_AIM OF THE EXERCISE_
Copy every entry word for word, but skip the pictures.
• • • • •
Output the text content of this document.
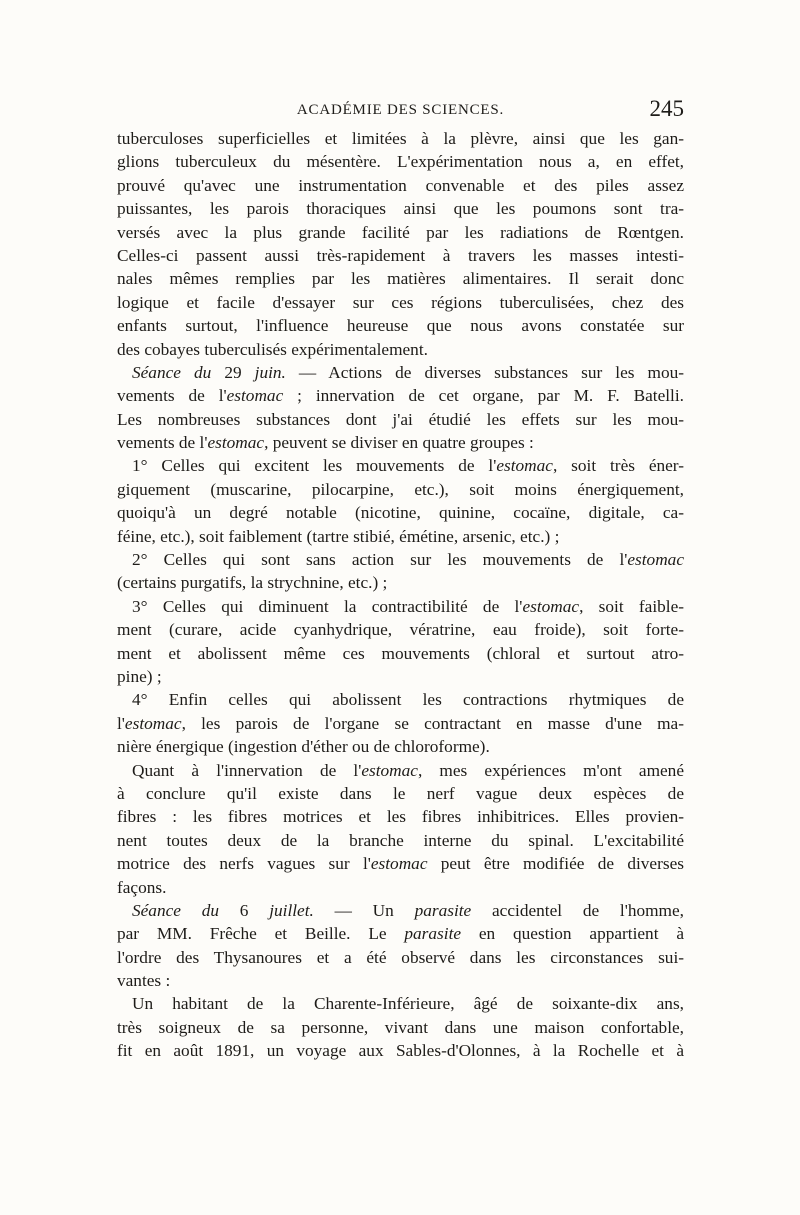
ACADÉMIE DES SCIENCES.	245
tuberculoses superficielles et limitées à la plèvre, ainsi que les gan-
glions tuberculeux du mésentère. L'expérimentation nous a, en effet,
prouvé qu'avec une instrumentation convenable et des piles assez
puissantes, les parois thoraciques ainsi que les poumons sont tra-
versés avec la plus grande facilité par les radiations de Rœntgen.
Celles-ci passent aussi très-rapidement à travers les masses intesti-
nales mêmes remplies par les matières alimentaires. Il serait donc
logique et facile d'essayer sur ces régions tuberculisées, chez des
enfants surtout, l'influence heureuse que nous avons constatée sur
des cobayes tuberculisés expérimentalement.
Séance du 29 juin. — Actions de diverses substances sur les mou-
vements de l'estomac ; innervation de cet organe, par M. F. Batelli.
Les nombreuses substances dont j'ai étudié les effets sur les mou-
vements de l'estomac, peuvent se diviser en quatre groupes :
1° Celles qui excitent les mouvements de l'estomac, soit très éner-
giquement (muscarine, pilocarpine, etc.), soit moins énergiquement,
quoiqu'à un degré notable (nicotine, quinine, cocaïne, digitale, ca-
féine, etc.), soit faiblement (tartre stibié, émétine, arsenic, etc.) ;
2° Celles qui sont sans action sur les mouvements de l'estomac
(certains purgatifs, la strychnine, etc.) ;
3° Celles qui diminuent la contractibilité de l'estomac, soit faible-
ment (curare, acide cyanhydrique, vératrine, eau froide), soit forte-
ment et abolissent même ces mouvements (chloral et surtout atro-
pine) ;
4° Enfin celles qui abolissent les contractions rhytmiques de
l'estomac, les parois de l'organe se contractant en masse d'une ma-
nière énergique (ingestion d'éther ou de chloroforme).
Quant à l'innervation de l'estomac, mes expériences m'ont amené
à conclure qu'il existe dans le nerf vague deux espèces de
fibres : les fibres motrices et les fibres inhibitrices. Elles provien-
nent toutes deux de la branche interne du spinal. L'excitabilité
motrice des nerfs vagues sur l'estomac peut être modifiée de diverses
façons.
Séance du 6 juillet. — Un parasite accidentel de l'homme,
par MM. Frêche et Beille. Le parasite en question appartient à
l'ordre des Thysanoures et a été observé dans les circonstances sui-
vantes :
Un habitant de la Charente-Inférieure, âgé de soixante-dix ans,
très soigneux de sa personne, vivant dans une maison confortable,
fit en août 1891, un voyage aux Sables-d'Olonnes, à la Rochelle et à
• • • • •
_IN RESPONSE_
Output the text content of this document.
ACADÉMIE DES SCIENCES.	245
tuberculoses superficielles et limitées à la plèvre, ainsi que les gan-
glions tuberculeux du mésentère. L'expérimentation nous a, en effet,
prouvé qu'avec une instrumentation convenable et des piles assez
puissantes, les parois thoraciques ainsi que les poumons sont tra-
versés avec la plus grande facilité par les radiations de Rœntgen.
Celles-ci passent aussi très-rapidement à travers les masses intesti-
nales mêmes remplies par les matières alimentaires. Il serait donc
logique et facile d'essayer sur ces régions tuberculisées, chez des
enfants surtout, l'influence heureuse que nous avons constatée sur
des cobayes tuberculisés expérimentalement.
Séance du 29 juin. — Actions de diverses substances sur les mou-
vements de l'estomac ; innervation de cet organe, par M. F. Batelli.
Les nombreuses substances dont j'ai étudié les effets sur les mou-
vements de l'estomac, peuvent se diviser en quatre groupes :
1° Celles qui excitent les mouvements de l'estomac, soit très éner-
giquement (muscarine, pilocarpine, etc.), soit moins énergiquement,
quoiqu'à un degré notable (nicotine, quinine, cocaïne, digitale, ca-
féine, etc.), soit faiblement (tartre stibié, émétine, arsenic, etc.) ;
2° Celles qui sont sans action sur les mouvements de l'estomac
(certains purgatifs, la strychnine, etc.) ;
3° Celles qui diminuent la contractibilité de l'estomac, soit faible-
ment (curare, acide cyanhydrique, vératrine, eau froide), soit forte-
ment et abolissent même ces mouvements (chloral et surtout atro-
pine) ;
4° Enfin celles qui abolissent les contractions rhytmiques de
l'estomac, les parois de l'organe se contractant en masse d'une ma-
nière énergique (ingestion d'éther ou de chloroforme).
Quant à l'innervation de l'estomac, mes expériences m'ont amené
à conclure qu'il existe dans le nerf vague deux espèces de
fibres : les fibres motrices et les fibres inhibitrices. Elles provien-
nent toutes deux de la branche interne du spinal. L'excitabilité
motrice des nerfs vagues sur l'estomac peut être modifiée de diverses
façons.
Séance du 6 juillet. — Un parasite accidentel de l'homme,
par MM. Frêche et Beille. Le parasite en question appartient à
l'ordre des Thysanoures et a été observé dans les circonstances sui-
vantes :
Un habitant de la Charente-Inférieure, âgé de soixante-dix ans,
très soigneux de sa personne, vivant dans une maison confortable,
fit en août 1891, un voyage aux Sables-d'Olonnes, à la Rochelle et à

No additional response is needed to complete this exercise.